Dataset entries
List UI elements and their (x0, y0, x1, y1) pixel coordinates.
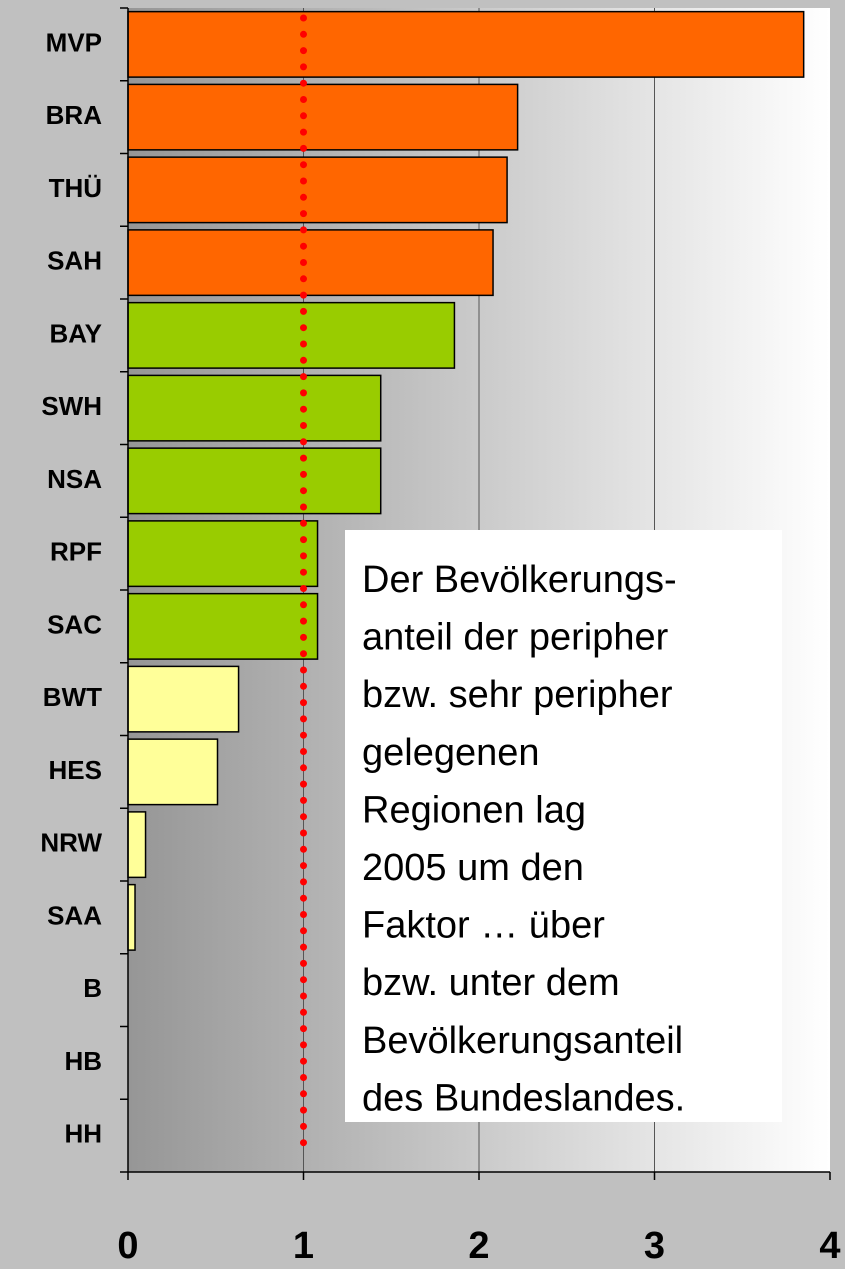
y-tick-label: BAY (49, 318, 102, 348)
bar (127, 229, 494, 297)
y-tick-label: SAH (47, 246, 102, 276)
y-tick-label: NRW (40, 828, 102, 858)
annotation-line: gelegenen (362, 732, 540, 774)
annotation-line: Regionen lag (362, 789, 586, 831)
bar (127, 374, 382, 442)
bar (127, 811, 147, 879)
y-tick-label: B (83, 973, 102, 1003)
annotation-box (345, 530, 782, 1122)
bar (127, 738, 219, 806)
y-tick-label: MVP (46, 27, 102, 57)
x-tick-label: 4 (819, 1225, 840, 1267)
annotation-line: bzw. sehr peripher (362, 674, 673, 716)
bar (127, 156, 508, 224)
y-tick-label: SAC (47, 609, 102, 639)
annotation-line: Faktor … über (362, 905, 605, 947)
annotation-line: Der Bevölkerungs- (362, 559, 677, 601)
bar (127, 883, 136, 951)
y-tick-label: NSA (47, 464, 102, 494)
annotation-line: Bevölkerungsanteil (362, 1020, 683, 1062)
x-tick-label: 3 (644, 1225, 665, 1267)
y-tick-label: SWH (41, 391, 102, 421)
bar (127, 10, 805, 78)
x-tick-label: 0 (117, 1225, 138, 1267)
bar (127, 83, 519, 151)
x-tick-label: 1 (293, 1225, 314, 1267)
annotation-line: anteil der peripher (362, 617, 669, 659)
bar (127, 520, 319, 588)
bar (127, 447, 382, 515)
y-tick-label: BWT (43, 682, 102, 712)
x-tick-label: 2 (468, 1225, 489, 1267)
y-tick-label: SAA (47, 900, 102, 930)
bar (127, 665, 240, 733)
bar (127, 301, 456, 369)
y-tick-label: THÜ (49, 173, 102, 203)
y-tick-label: BRA (46, 100, 103, 130)
bar (127, 592, 319, 660)
y-tick-label: HES (49, 755, 102, 785)
annotation-line: des Bundeslandes. (362, 1077, 685, 1119)
y-tick-label: RPF (50, 537, 102, 567)
y-tick-label: HH (64, 1119, 102, 1149)
annotation-line: bzw. unter dem (362, 962, 620, 1004)
annotation-line: 2005 um den (362, 847, 584, 889)
y-tick-label: HB (64, 1046, 102, 1076)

_Task_. Echo every row above verbatim, in its original order, and leave the picture out of your output.

_The reply_.
List UI elements and their (x0, y0, x1, y1) pixel coordinates.
y-tick-label: BAY (49, 318, 102, 348)
bar (127, 229, 494, 297)
y-tick-label: SAH (47, 246, 102, 276)
y-tick-label: NRW (40, 828, 102, 858)
annotation-line: gelegenen (362, 732, 540, 774)
annotation-line: Regionen lag (362, 789, 586, 831)
bar (127, 374, 382, 442)
bar (127, 811, 147, 879)
y-tick-label: B (83, 973, 102, 1003)
annotation-box (345, 530, 782, 1122)
bar (127, 738, 219, 806)
y-tick-label: MVP (46, 27, 102, 57)
x-tick-label: 4 (819, 1225, 840, 1267)
annotation-line: bzw. sehr peripher (362, 674, 673, 716)
bar (127, 156, 508, 224)
y-tick-label: SAC (47, 609, 102, 639)
annotation-line: Faktor … über (362, 905, 605, 947)
annotation-line: Der Bevölkerungs- (362, 559, 677, 601)
bar (127, 883, 136, 951)
y-tick-label: NSA (47, 464, 102, 494)
annotation-line: Bevölkerungsanteil (362, 1020, 683, 1062)
x-tick-label: 3 (644, 1225, 665, 1267)
y-tick-label: SWH (41, 391, 102, 421)
bar (127, 10, 805, 78)
x-tick-label: 0 (117, 1225, 138, 1267)
bar (127, 83, 519, 151)
x-tick-label: 1 (293, 1225, 314, 1267)
annotation-line: anteil der peripher (362, 617, 669, 659)
bar (127, 520, 319, 588)
bar (127, 447, 382, 515)
y-tick-label: BWT (43, 682, 102, 712)
x-tick-label: 2 (468, 1225, 489, 1267)
y-tick-label: SAA (47, 900, 102, 930)
bar (127, 665, 240, 733)
bar (127, 301, 456, 369)
y-tick-label: THÜ (49, 173, 102, 203)
y-tick-label: BRA (46, 100, 103, 130)
bar (127, 592, 319, 660)
y-tick-label: HES (49, 755, 102, 785)
annotation-line: des Bundeslandes. (362, 1077, 685, 1119)
y-tick-label: RPF (50, 537, 102, 567)
y-tick-label: HH (64, 1119, 102, 1149)
annotation-line: bzw. unter dem (362, 962, 620, 1004)
annotation-line: 2005 um den (362, 847, 584, 889)
y-tick-label: HB (64, 1046, 102, 1076)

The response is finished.